▶ [Stated exercise]
Select from the records below every line that has the word "page" in it.
-------
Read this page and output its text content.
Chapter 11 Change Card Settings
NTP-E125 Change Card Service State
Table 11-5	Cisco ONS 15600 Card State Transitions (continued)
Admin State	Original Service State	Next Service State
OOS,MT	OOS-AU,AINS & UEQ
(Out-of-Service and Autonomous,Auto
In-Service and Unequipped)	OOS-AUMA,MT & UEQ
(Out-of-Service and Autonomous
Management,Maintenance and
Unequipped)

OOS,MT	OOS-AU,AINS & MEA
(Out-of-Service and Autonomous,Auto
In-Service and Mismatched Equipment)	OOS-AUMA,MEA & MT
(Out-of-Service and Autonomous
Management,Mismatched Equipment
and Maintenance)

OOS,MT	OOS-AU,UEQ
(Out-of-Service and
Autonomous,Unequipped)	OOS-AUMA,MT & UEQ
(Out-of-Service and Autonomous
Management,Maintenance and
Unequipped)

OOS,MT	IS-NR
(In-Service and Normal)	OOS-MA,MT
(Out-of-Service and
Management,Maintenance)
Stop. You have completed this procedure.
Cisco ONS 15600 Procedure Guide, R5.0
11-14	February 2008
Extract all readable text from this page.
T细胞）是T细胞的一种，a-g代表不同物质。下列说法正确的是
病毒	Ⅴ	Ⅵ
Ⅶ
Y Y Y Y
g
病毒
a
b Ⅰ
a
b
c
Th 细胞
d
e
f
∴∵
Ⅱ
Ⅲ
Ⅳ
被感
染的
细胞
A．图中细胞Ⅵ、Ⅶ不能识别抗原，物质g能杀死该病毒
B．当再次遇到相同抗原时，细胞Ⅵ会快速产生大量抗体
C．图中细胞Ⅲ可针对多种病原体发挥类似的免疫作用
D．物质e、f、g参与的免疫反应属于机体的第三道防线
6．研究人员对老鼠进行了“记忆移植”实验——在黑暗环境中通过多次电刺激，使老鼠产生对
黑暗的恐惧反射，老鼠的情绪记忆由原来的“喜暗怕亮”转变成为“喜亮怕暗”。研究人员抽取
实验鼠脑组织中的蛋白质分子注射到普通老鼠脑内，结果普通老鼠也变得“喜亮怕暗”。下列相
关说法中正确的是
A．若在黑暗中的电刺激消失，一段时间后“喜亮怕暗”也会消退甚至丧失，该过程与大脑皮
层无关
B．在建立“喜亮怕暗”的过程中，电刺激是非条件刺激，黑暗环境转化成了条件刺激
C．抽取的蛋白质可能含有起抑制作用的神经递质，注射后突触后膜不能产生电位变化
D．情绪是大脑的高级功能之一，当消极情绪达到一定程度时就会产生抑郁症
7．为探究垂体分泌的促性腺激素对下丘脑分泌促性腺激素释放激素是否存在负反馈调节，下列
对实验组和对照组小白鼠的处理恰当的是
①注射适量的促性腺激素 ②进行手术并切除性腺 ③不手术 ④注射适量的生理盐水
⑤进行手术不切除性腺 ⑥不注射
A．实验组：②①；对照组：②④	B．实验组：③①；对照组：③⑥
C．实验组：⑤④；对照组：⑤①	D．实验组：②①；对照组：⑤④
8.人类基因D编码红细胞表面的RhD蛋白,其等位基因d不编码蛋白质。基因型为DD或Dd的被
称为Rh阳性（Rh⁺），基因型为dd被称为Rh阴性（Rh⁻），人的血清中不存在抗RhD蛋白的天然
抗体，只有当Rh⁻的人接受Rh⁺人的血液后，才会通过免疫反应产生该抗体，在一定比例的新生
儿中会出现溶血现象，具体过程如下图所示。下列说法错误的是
-------
▶ [Answer to this task]
Read this page and output its text content.
Extract all readable text from this page.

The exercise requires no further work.